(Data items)
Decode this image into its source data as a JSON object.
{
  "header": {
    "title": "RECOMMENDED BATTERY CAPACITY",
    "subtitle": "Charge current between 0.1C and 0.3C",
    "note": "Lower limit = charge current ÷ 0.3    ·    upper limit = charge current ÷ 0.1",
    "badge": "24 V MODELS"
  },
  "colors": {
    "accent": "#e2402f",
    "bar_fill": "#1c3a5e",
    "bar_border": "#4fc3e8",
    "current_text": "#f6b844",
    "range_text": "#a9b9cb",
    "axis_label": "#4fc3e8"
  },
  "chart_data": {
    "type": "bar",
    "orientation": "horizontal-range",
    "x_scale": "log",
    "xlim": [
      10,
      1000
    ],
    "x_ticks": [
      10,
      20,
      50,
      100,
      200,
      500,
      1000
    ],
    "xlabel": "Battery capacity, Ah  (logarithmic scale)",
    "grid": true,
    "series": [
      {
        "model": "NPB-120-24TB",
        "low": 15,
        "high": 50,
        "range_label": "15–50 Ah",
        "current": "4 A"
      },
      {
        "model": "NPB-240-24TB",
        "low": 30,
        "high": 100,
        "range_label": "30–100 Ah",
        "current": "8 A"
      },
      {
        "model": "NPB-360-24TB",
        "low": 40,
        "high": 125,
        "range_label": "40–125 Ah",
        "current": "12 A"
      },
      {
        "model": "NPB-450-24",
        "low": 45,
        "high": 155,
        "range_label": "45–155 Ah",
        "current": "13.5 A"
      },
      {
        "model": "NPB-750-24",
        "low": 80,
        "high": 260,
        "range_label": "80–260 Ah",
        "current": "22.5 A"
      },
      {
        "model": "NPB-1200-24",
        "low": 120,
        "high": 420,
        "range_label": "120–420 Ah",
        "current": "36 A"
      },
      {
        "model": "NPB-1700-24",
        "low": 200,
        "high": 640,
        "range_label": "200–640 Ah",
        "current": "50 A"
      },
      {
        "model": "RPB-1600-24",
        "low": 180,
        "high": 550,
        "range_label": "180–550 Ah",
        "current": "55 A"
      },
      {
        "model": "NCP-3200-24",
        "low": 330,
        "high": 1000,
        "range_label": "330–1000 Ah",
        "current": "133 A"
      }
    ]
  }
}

**DIRECTION**:
Give the listing above again, word for word.

**FINISHED TASK**:
Decode this image into its source data as a JSON object.
{
  "header": {
    "title": "RECOMMENDED BATTERY CAPACITY",
    "subtitle": "Charge current between 0.1C and 0.3C",
    "note": "Lower limit = charge current ÷ 0.3    ·    upper limit = charge current ÷ 0.1",
    "badge": "24 V MODELS"
  },
  "colors": {
    "accent": "#e2402f",
    "bar_fill": "#1c3a5e",
    "bar_border": "#4fc3e8",
    "current_text": "#f6b844",
    "range_text": "#a9b9cb",
    "axis_label": "#4fc3e8"
  },
  "chart_data": {
    "type": "bar",
    "orientation": "horizontal-range",
    "x_scale": "log",
    "xlim": [
      10,
      1000
    ],
    "x_ticks": [
      10,
      20,
      50,
      100,
      200,
      500,
      1000
    ],
    "xlabel": "Battery capacity, Ah  (logarithmic scale)",
    "grid": true,
    "series": [
      {
        "model": "NPB-120-24TB",
        "low": 15,
        "high": 50,
        "range_label": "15–50 Ah",
        "current": "4 A"
      },
      {
        "model": "NPB-240-24TB",
        "low": 30,
        "high": 100,
        "range_label": "30–100 Ah",
        "current": "8 A"
      },
      {
        "model": "NPB-360-24TB",
        "low": 40,
        "high": 125,
        "range_label": "40–125 Ah",
        "current": "12 A"
      },
      {
        "model": "NPB-450-24",
        "low": 45,
        "high": 155,
        "range_label": "45–155 Ah",
        "current": "13.5 A"
      },
      {
        "model": "NPB-750-24",
        "low": 80,
        "high": 260,
        "range_label": "80–260 Ah",
        "current": "22.5 A"
      },
      {
        "model": "NPB-1200-24",
        "low": 120,
        "high": 420,
        "range_label": "120–420 Ah",
        "current": "36 A"
      },
      {
        "model": "NPB-1700-24",
        "low": 200,
        "high": 640,
        "range_label": "200–640 Ah",
        "current": "50 A"
      },
      {
        "model": "RPB-1600-24",
        "low": 180,
        "high": 550,
        "range_label": "180–550 Ah",
        "current": "55 A"
      },
      {
        "model": "NCP-3200-24",
        "low": 330,
        "high": 1000,
        "range_label": "330–1000 Ah",
        "current": "133 A"
      }
    ]
  }
}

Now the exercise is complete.